- What to do -
Below is some material; set it all down exactly, apart from the pictures.

━━━ Provided records ━━━

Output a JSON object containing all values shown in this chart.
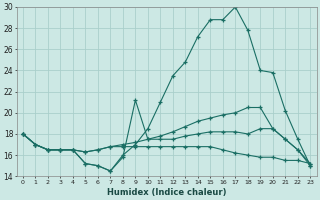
{
  "xlabel": "Humidex (Indice chaleur)",
  "bg_color": "#cce8e4",
  "grid_color": "#aacfcb",
  "line_color": "#1a6e64",
  "xlim": [
    -0.5,
    23.5
  ],
  "ylim": [
    14,
    30
  ],
  "yticks": [
    14,
    16,
    18,
    20,
    22,
    24,
    26,
    28,
    30
  ],
  "xticks": [
    0,
    1,
    2,
    3,
    4,
    5,
    6,
    7,
    8,
    9,
    10,
    11,
    12,
    13,
    14,
    15,
    16,
    17,
    18,
    19,
    20,
    21,
    22,
    23
  ],
  "line1_x": [
    0,
    1,
    2,
    3,
    4,
    5,
    6,
    7,
    8,
    9,
    10,
    11,
    12,
    13,
    14,
    15,
    16,
    17,
    18,
    19,
    20,
    21,
    22,
    23
  ],
  "line1_y": [
    18,
    17,
    16.5,
    16.5,
    16.5,
    15.2,
    15.0,
    14.5,
    16.0,
    17.0,
    18.5,
    21.0,
    23.5,
    24.8,
    27.2,
    28.8,
    28.8,
    30.0,
    27.8,
    24.0,
    23.8,
    20.2,
    17.5,
    15.0
  ],
  "line2_x": [
    0,
    1,
    2,
    3,
    4,
    5,
    6,
    7,
    8,
    9,
    10,
    11,
    12,
    13,
    14,
    15,
    16,
    17,
    18,
    19,
    20,
    21,
    22,
    23
  ],
  "line2_y": [
    18,
    17,
    16.5,
    16.5,
    16.5,
    15.2,
    15.0,
    14.5,
    15.8,
    21.2,
    17.5,
    17.5,
    17.5,
    17.8,
    18.0,
    18.2,
    18.2,
    18.2,
    18.0,
    18.5,
    18.5,
    17.5,
    16.5,
    15.0
  ],
  "line3_x": [
    0,
    1,
    2,
    3,
    4,
    5,
    6,
    7,
    8,
    9,
    10,
    11,
    12,
    13,
    14,
    15,
    16,
    17,
    18,
    19,
    20,
    21,
    22,
    23
  ],
  "line3_y": [
    18,
    17,
    16.5,
    16.5,
    16.5,
    16.3,
    16.5,
    16.8,
    17.0,
    17.2,
    17.5,
    17.8,
    18.2,
    18.7,
    19.2,
    19.5,
    19.8,
    20.0,
    20.5,
    20.5,
    18.5,
    17.5,
    16.5,
    15.2
  ],
  "line4_x": [
    0,
    1,
    2,
    3,
    4,
    5,
    6,
    7,
    8,
    9,
    10,
    11,
    12,
    13,
    14,
    15,
    16,
    17,
    18,
    19,
    20,
    21,
    22,
    23
  ],
  "line4_y": [
    18,
    17,
    16.5,
    16.5,
    16.5,
    16.3,
    16.5,
    16.8,
    16.8,
    16.8,
    16.8,
    16.8,
    16.8,
    16.8,
    16.8,
    16.8,
    16.5,
    16.2,
    16.0,
    15.8,
    15.8,
    15.5,
    15.5,
    15.2
  ]
}
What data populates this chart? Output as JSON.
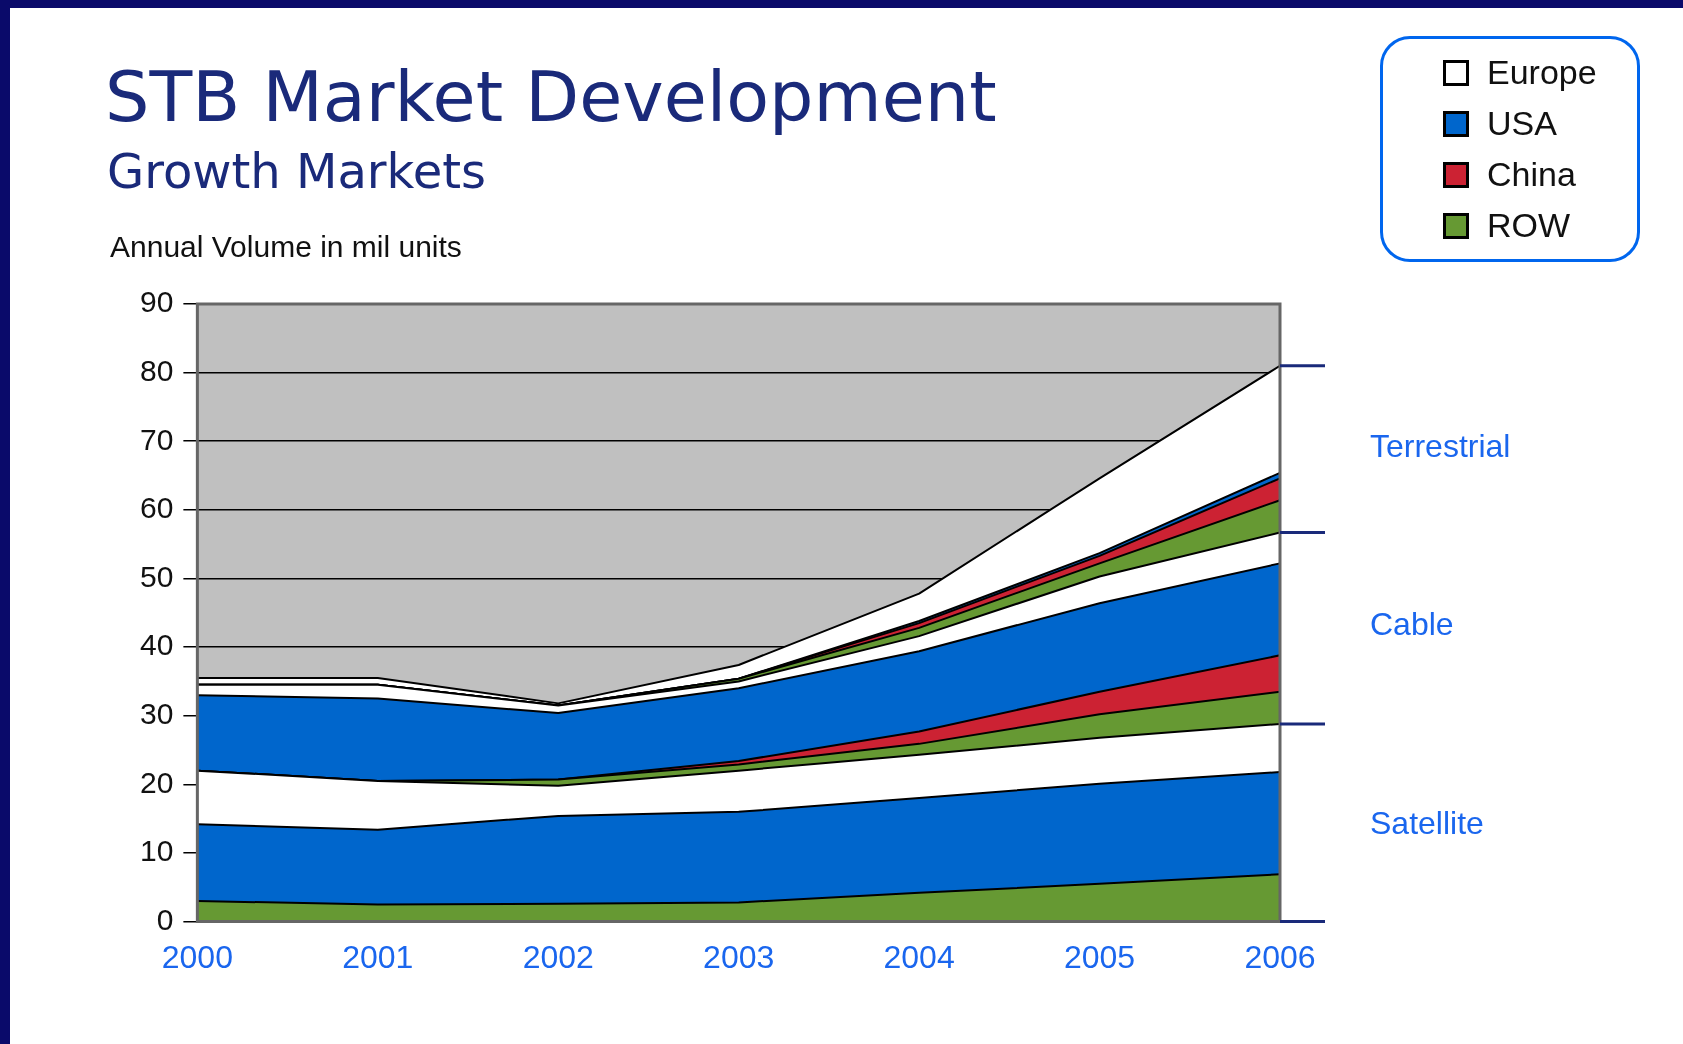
{
  "chart_data": {
    "type": "area",
    "stacked": true,
    "title": "STB Market Development",
    "subtitle": "Growth Markets",
    "ylabel": "Annual Volume in mil units",
    "categories": [
      "2000",
      "2001",
      "2002",
      "2003",
      "2004",
      "2005",
      "2006"
    ],
    "ylim": [
      0,
      90
    ],
    "yticks": [
      0,
      10,
      20,
      30,
      40,
      50,
      60,
      70,
      80,
      90
    ],
    "grid": "y",
    "legend": "top right",
    "series": [
      {
        "name": "ROW",
        "color": "#669933",
        "values": [
          3,
          2.5,
          2.6,
          2.8,
          4.2,
          5.5,
          6.9
        ]
      },
      {
        "color": "#0066cc",
        "values": [
          11.2,
          10.9,
          12.8,
          13.2,
          13.8,
          14.6,
          14.9
        ]
      },
      {
        "color": "#ffffff",
        "values": [
          7.8,
          7.1,
          4.4,
          6,
          6.3,
          6.7,
          7
        ]
      },
      {
        "color": "#669933",
        "values": [
          0,
          0,
          0.9,
          0.9,
          1.6,
          3.4,
          4.7
        ]
      },
      {
        "name": "China",
        "color": "#cc2233",
        "values": [
          0,
          0,
          0,
          0.5,
          1.8,
          3.3,
          5.3
        ]
      },
      {
        "name": "USA",
        "color": "#0066cc",
        "values": [
          11,
          12,
          9.7,
          10.6,
          11.7,
          12.9,
          13.4
        ]
      },
      {
        "color": "#ffffff",
        "values": [
          1.5,
          2,
          1.1,
          1,
          2.2,
          3.9,
          4.5
        ]
      },
      {
        "color": "#669933",
        "values": [
          0,
          0,
          0,
          0.4,
          1.2,
          1.9,
          4.7
        ]
      },
      {
        "color": "#cc2233",
        "values": [
          0,
          0,
          0,
          0,
          0.7,
          1.1,
          3.2
        ]
      },
      {
        "color": "#0066cc",
        "values": [
          0,
          0,
          0,
          0,
          0.3,
          0.4,
          0.8
        ]
      },
      {
        "name": "Europe",
        "color": "#ffffff",
        "values": [
          1,
          1,
          0.3,
          2,
          4,
          10.9,
          15.6
        ]
      }
    ],
    "annotations": [
      {
        "text": "Satellite",
        "x": "2006",
        "y": 14
      },
      {
        "text": "Cable",
        "x": "2006",
        "y": 43
      },
      {
        "text": "Terrestrial",
        "x": "2006",
        "y": 69
      }
    ]
  }
}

━━━

- Written answer -
Output a JSON object containing all values shown in this chart.
{
  "xlabel": "Humidex (Indice chaleur)",
  "bg_color": "#cce8e4",
  "grid_color": "#aacfcb",
  "line_color": "#1a6e64",
  "xlim": [
    -0.5,
    23.5
  ],
  "ylim": [
    14,
    30
  ],
  "yticks": [
    14,
    16,
    18,
    20,
    22,
    24,
    26,
    28,
    30
  ],
  "xticks": [
    0,
    1,
    2,
    3,
    4,
    5,
    6,
    7,
    8,
    9,
    10,
    11,
    12,
    13,
    14,
    15,
    16,
    17,
    18,
    19,
    20,
    21,
    22,
    23
  ],
  "line1_x": [
    0,
    1,
    2,
    3,
    4,
    5,
    6,
    7,
    8,
    9,
    10,
    11,
    12,
    13,
    14,
    15,
    16,
    17,
    18,
    19,
    20,
    21,
    22,
    23
  ],
  "line1_y": [
    18,
    17,
    16.5,
    16.5,
    16.5,
    15.2,
    15.0,
    14.5,
    16.0,
    17.0,
    18.5,
    21.0,
    23.5,
    24.8,
    27.2,
    28.8,
    28.8,
    30.0,
    27.8,
    24.0,
    23.8,
    20.2,
    17.5,
    15.0
  ],
  "line2_x": [
    0,
    1,
    2,
    3,
    4,
    5,
    6,
    7,
    8,
    9,
    10,
    11,
    12,
    13,
    14,
    15,
    16,
    17,
    18,
    19,
    20,
    21,
    22,
    23
  ],
  "line2_y": [
    18,
    17,
    16.5,
    16.5,
    16.5,
    15.2,
    15.0,
    14.5,
    15.8,
    21.2,
    17.5,
    17.5,
    17.5,
    17.8,
    18.0,
    18.2,
    18.2,
    18.2,
    18.0,
    18.5,
    18.5,
    17.5,
    16.5,
    15.0
  ],
  "line3_x": [
    0,
    1,
    2,
    3,
    4,
    5,
    6,
    7,
    8,
    9,
    10,
    11,
    12,
    13,
    14,
    15,
    16,
    17,
    18,
    19,
    20,
    21,
    22,
    23
  ],
  "line3_y": [
    18,
    17,
    16.5,
    16.5,
    16.5,
    16.3,
    16.5,
    16.8,
    17.0,
    17.2,
    17.5,
    17.8,
    18.2,
    18.7,
    19.2,
    19.5,
    19.8,
    20.0,
    20.5,
    20.5,
    18.5,
    17.5,
    16.5,
    15.2
  ],
  "line4_x": [
    0,
    1,
    2,
    3,
    4,
    5,
    6,
    7,
    8,
    9,
    10,
    11,
    12,
    13,
    14,
    15,
    16,
    17,
    18,
    19,
    20,
    21,
    22,
    23
  ],
  "line4_y": [
    18,
    17,
    16.5,
    16.5,
    16.5,
    16.3,
    16.5,
    16.8,
    16.8,
    16.8,
    16.8,
    16.8,
    16.8,
    16.8,
    16.8,
    16.8,
    16.5,
    16.2,
    16.0,
    15.8,
    15.8,
    15.5,
    15.5,
    15.2
  ]
}
What data populates this chart? Output as JSON.
{
  "chart_data": {
    "type": "area",
    "stacked": true,
    "title": "STB Market Development",
    "subtitle": "Growth Markets",
    "ylabel": "Annual Volume in mil units",
    "categories": [
      "2000",
      "2001",
      "2002",
      "2003",
      "2004",
      "2005",
      "2006"
    ],
    "ylim": [
      0,
      90
    ],
    "yticks": [
      0,
      10,
      20,
      30,
      40,
      50,
      60,
      70,
      80,
      90
    ],
    "grid": "y",
    "legend": "top right",
    "series": [
      {
        "name": "ROW",
        "color": "#669933",
        "values": [
          3,
          2.5,
          2.6,
          2.8,
          4.2,
          5.5,
          6.9
        ]
      },
      {
        "color": "#0066cc",
        "values": [
          11.2,
          10.9,
          12.8,
          13.2,
          13.8,
          14.6,
          14.9
        ]
      },
      {
        "color": "#ffffff",
        "values": [
          7.8,
          7.1,
          4.4,
          6,
          6.3,
          6.7,
          7
        ]
      },
      {
        "color": "#669933",
        "values": [
          0,
          0,
          0.9,
          0.9,
          1.6,
          3.4,
          4.7
        ]
      },
      {
        "name": "China",
        "color": "#cc2233",
        "values": [
          0,
          0,
          0,
          0.5,
          1.8,
          3.3,
          5.3
        ]
      },
      {
        "name": "USA",
        "color": "#0066cc",
        "values": [
          11,
          12,
          9.7,
          10.6,
          11.7,
          12.9,
          13.4
        ]
      },
      {
        "color": "#ffffff",
        "values": [
          1.5,
          2,
          1.1,
          1,
          2.2,
          3.9,
          4.5
        ]
      },
      {
        "color": "#669933",
        "values": [
          0,
          0,
          0,
          0.4,
          1.2,
          1.9,
          4.7
        ]
      },
      {
        "color": "#cc2233",
        "values": [
          0,
          0,
          0,
          0,
          0.7,
          1.1,
          3.2
        ]
      },
      {
        "color": "#0066cc",
        "values": [
          0,
          0,
          0,
          0,
          0.3,
          0.4,
          0.8
        ]
      },
      {
        "name": "Europe",
        "color": "#ffffff",
        "values": [
          1,
          1,
          0.3,
          2,
          4,
          10.9,
          15.6
        ]
      }
    ],
    "annotations": [
      {
        "text": "Satellite",
        "x": "2006",
        "y": 14
      },
      {
        "text": "Cable",
        "x": "2006",
        "y": 43
      },
      {
        "text": "Terrestrial",
        "x": "2006",
        "y": 69
      }
    ]
  }
}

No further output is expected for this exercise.